Sorpresivamente, el álbum ganó en 2005 el prestigioso Mercury Prize, otorgado al artista inglés más
innovador del año, y el nombre de Antony pasó, en un instante, de la cultura nocturna a la diurna.
No faltó la polémica dado que los músicos y colaboradores de la grabación son mayoritariamente
norteamericanos. Sin embargo, el disco es Antony, expatriado pero británico al fin. Su persona
ocupa el centro de cada canción y su voz domina sobre todo lo demás: instrumentación, arreglos,
estrellas invitadas. En las palabras de Roland Barthes, la suya es una voz “con grano” (“el cuerpo en
la voz que canta”), una voz que lleva las marcas de su experiencia y que refleja las laceraciones de
su cuerpo inadecuado. Como Billie Holiday, Antony revela la herida en cada nota que interpreta.
Por eso, no hace falta que también la mencione.
━━━━━━
Tareas requeridas -
#1 Traduzca al inglés esta oración del fragmento sobre Antony: "Como Billie Holiday, Antony revela la herida en cada nota que interpreta."
#2 Reproduzca al pie de la letra el pasaje del fragmento sobre Antony que empieza en las palabras "No faltó la" y termina después de "nota que interpreta.".
━━━━━━
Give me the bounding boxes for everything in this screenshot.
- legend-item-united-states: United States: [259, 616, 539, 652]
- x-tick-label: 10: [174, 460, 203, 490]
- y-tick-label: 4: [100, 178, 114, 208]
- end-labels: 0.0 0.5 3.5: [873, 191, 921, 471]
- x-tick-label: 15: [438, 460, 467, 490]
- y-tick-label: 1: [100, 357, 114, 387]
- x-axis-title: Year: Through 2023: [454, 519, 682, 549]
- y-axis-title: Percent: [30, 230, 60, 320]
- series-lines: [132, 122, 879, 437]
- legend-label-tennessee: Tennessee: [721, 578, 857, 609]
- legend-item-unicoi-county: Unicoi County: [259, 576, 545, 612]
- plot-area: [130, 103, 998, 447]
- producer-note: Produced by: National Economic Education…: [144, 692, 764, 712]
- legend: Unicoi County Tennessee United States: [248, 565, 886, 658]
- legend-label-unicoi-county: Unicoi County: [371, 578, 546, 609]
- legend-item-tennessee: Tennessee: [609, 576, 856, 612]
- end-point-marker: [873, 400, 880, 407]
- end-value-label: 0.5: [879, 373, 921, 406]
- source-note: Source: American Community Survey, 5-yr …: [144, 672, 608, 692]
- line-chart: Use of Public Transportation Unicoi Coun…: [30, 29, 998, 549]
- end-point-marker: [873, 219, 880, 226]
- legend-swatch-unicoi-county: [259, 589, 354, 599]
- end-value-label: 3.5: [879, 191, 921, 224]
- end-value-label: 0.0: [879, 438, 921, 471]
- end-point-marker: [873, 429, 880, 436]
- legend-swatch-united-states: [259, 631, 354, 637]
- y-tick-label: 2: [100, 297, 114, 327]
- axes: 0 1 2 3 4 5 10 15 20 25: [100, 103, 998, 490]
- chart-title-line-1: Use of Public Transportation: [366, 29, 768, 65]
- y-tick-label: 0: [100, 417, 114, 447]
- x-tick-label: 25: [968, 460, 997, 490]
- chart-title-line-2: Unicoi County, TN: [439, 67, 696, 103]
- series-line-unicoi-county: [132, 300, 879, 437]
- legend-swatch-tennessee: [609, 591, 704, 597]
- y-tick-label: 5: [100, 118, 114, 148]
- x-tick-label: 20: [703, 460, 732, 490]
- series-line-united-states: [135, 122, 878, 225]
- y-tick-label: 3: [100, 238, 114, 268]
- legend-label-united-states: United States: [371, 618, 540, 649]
━━━━━━
Respuestas -
#1 Like Billie Holiday, Antony reveals the wound in every note he performs.

#2
No faltó la polémica dado que los músicos y colaboradores de la grabación son mayoritariamente
norteamericanos. Sin embargo, el disco es Antony, expatriado pero británico al fin. Su persona
ocupa el centro de cada canción y su voz domina sobre todo lo demás: instrumentación, arreglos,
estrellas invitadas. En las palabras de Roland Barthes, la suya es una voz “con grano” (“el cuerpo en
la voz que canta”), una voz que lleva las marcas de su experiencia y que refleja las laceraciones de
su cuerpo inadecuado. Como Billie Holiday, Antony revela la herida en cada nota que interpreta.